====== Supplied information ======

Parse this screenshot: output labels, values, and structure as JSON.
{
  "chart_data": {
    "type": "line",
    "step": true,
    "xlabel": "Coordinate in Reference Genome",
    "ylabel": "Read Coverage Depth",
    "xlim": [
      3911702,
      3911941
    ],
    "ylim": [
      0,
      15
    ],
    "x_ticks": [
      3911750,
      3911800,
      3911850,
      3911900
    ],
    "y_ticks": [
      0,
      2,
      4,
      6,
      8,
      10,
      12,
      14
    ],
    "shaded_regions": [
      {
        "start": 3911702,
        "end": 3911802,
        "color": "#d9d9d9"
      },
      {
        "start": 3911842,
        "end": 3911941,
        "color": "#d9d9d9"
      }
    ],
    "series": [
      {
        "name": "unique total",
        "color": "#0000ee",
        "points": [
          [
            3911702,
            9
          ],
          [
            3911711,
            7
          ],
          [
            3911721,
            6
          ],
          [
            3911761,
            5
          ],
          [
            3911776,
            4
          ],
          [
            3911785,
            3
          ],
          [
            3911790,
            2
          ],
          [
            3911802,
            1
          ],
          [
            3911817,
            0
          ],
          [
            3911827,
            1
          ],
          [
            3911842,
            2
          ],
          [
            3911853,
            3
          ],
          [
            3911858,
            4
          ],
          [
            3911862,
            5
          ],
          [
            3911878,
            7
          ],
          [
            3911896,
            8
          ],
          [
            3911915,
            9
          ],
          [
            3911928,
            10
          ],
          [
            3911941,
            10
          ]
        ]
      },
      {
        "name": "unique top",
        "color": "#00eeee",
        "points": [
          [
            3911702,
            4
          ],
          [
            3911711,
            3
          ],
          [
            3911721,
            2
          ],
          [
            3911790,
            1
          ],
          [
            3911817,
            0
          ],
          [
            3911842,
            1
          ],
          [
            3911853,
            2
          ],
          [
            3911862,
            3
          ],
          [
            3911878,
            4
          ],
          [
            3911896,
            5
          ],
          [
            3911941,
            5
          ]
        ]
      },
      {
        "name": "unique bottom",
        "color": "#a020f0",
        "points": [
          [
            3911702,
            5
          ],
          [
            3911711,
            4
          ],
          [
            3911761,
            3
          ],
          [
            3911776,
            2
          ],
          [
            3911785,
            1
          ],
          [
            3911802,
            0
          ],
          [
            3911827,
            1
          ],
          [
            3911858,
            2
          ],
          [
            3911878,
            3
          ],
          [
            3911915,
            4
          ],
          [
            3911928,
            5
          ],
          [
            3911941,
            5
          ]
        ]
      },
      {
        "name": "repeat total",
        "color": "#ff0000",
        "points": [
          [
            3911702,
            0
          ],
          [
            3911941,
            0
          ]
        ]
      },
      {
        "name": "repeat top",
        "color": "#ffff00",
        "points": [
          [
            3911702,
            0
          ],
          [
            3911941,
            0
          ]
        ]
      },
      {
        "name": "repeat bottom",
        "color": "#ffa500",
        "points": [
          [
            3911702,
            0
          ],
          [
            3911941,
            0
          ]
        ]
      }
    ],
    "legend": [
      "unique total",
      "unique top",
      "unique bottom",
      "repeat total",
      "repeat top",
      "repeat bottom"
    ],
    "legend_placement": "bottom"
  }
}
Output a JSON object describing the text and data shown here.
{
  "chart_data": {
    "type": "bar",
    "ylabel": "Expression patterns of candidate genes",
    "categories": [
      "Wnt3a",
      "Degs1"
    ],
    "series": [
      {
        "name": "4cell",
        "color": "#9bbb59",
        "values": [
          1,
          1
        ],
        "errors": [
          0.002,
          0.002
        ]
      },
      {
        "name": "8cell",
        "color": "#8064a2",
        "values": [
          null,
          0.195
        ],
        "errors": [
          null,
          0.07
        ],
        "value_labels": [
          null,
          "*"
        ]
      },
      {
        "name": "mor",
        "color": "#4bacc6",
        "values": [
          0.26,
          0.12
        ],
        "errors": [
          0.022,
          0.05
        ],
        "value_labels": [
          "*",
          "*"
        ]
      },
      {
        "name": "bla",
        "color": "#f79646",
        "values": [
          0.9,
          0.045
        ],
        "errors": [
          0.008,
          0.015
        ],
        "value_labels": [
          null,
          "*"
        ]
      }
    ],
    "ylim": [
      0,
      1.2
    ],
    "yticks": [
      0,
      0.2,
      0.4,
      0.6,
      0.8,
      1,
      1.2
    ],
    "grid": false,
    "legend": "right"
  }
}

======

What is expected
Every record above is to be copied out exactly.

Written solution
Parse this screenshot: output labels, values, and structure as JSON.
{
  "chart_data": {
    "type": "line",
    "step": true,
    "xlabel": "Coordinate in Reference Genome",
    "ylabel": "Read Coverage Depth",
    "xlim": [
      3911702,
      3911941
    ],
    "ylim": [
      0,
      15
    ],
    "x_ticks": [
      3911750,
      3911800,
      3911850,
      3911900
    ],
    "y_ticks": [
      0,
      2,
      4,
      6,
      8,
      10,
      12,
      14
    ],
    "shaded_regions": [
      {
        "start": 3911702,
        "end": 3911802,
        "color": "#d9d9d9"
      },
      {
        "start": 3911842,
        "end": 3911941,
        "color": "#d9d9d9"
      }
    ],
    "series": [
      {
        "name": "unique total",
        "color": "#0000ee",
        "points": [
          [
            3911702,
            9
          ],
          [
            3911711,
            7
          ],
          [
            3911721,
            6
          ],
          [
            3911761,
            5
          ],
          [
            3911776,
            4
          ],
          [
            3911785,
            3
          ],
          [
            3911790,
            2
          ],
          [
            3911802,
            1
          ],
          [
            3911817,
            0
          ],
          [
            3911827,
            1
          ],
          [
            3911842,
            2
          ],
          [
            3911853,
            3
          ],
          [
            3911858,
            4
          ],
          [
            3911862,
            5
          ],
          [
            3911878,
            7
          ],
          [
            3911896,
            8
          ],
          [
            3911915,
            9
          ],
          [
            3911928,
            10
          ],
          [
            3911941,
            10
          ]
        ]
      },
      {
        "name": "unique top",
        "color": "#00eeee",
        "points": [
          [
            3911702,
            4
          ],
          [
            3911711,
            3
          ],
          [
            3911721,
            2
          ],
          [
            3911790,
            1
          ],
          [
            3911817,
            0
          ],
          [
            3911842,
            1
          ],
          [
            3911853,
            2
          ],
          [
            3911862,
            3
          ],
          [
            3911878,
            4
          ],
          [
            3911896,
            5
          ],
          [
            3911941,
            5
          ]
        ]
      },
      {
        "name": "unique bottom",
        "color": "#a020f0",
        "points": [
          [
            3911702,
            5
          ],
          [
            3911711,
            4
          ],
          [
            3911761,
            3
          ],
          [
            3911776,
            2
          ],
          [
            3911785,
            1
          ],
          [
            3911802,
            0
          ],
          [
            3911827,
            1
          ],
          [
            3911858,
            2
          ],
          [
            3911878,
            3
          ],
          [
            3911915,
            4
          ],
          [
            3911928,
            5
          ],
          [
            3911941,
            5
          ]
        ]
      },
      {
        "name": "repeat total",
        "color": "#ff0000",
        "points": [
          [
            3911702,
            0
          ],
          [
            3911941,
            0
          ]
        ]
      },
      {
        "name": "repeat top",
        "color": "#ffff00",
        "points": [
          [
            3911702,
            0
          ],
          [
            3911941,
            0
          ]
        ]
      },
      {
        "name": "repeat bottom",
        "color": "#ffa500",
        "points": [
          [
            3911702,
            0
          ],
          [
            3911941,
            0
          ]
        ]
      }
    ],
    "legend": [
      "unique total",
      "unique top",
      "unique bottom",
      "repeat total",
      "repeat top",
      "repeat bottom"
    ],
    "legend_placement": "bottom"
  }
}
Output a JSON object describing the text and data shown here.
{
  "chart_data": {
    "type": "bar",
    "ylabel": "Expression patterns of candidate genes",
    "categories": [
      "Wnt3a",
      "Degs1"
    ],
    "series": [
      {
        "name": "4cell",
        "color": "#9bbb59",
        "values": [
          1,
          1
        ],
        "errors": [
          0.002,
          0.002
        ]
      },
      {
        "name": "8cell",
        "color": "#8064a2",
        "values": [
          null,
          0.195
        ],
        "errors": [
          null,
          0.07
        ],
        "value_labels": [
          null,
          "*"
        ]
      },
      {
        "name": "mor",
        "color": "#4bacc6",
        "values": [
          0.26,
          0.12
        ],
        "errors": [
          0.022,
          0.05
        ],
        "value_labels": [
          "*",
          "*"
        ]
      },
      {
        "name": "bla",
        "color": "#f79646",
        "values": [
          0.9,
          0.045
        ],
        "errors": [
          0.008,
          0.015
        ],
        "value_labels": [
          null,
          "*"
        ]
      }
    ],
    "ylim": [
      0,
      1.2
    ],
    "yticks": [
      0,
      0.2,
      0.4,
      0.6,
      0.8,
      1,
      1.2
    ],
    "grid": false,
    "legend": "right"
  }
}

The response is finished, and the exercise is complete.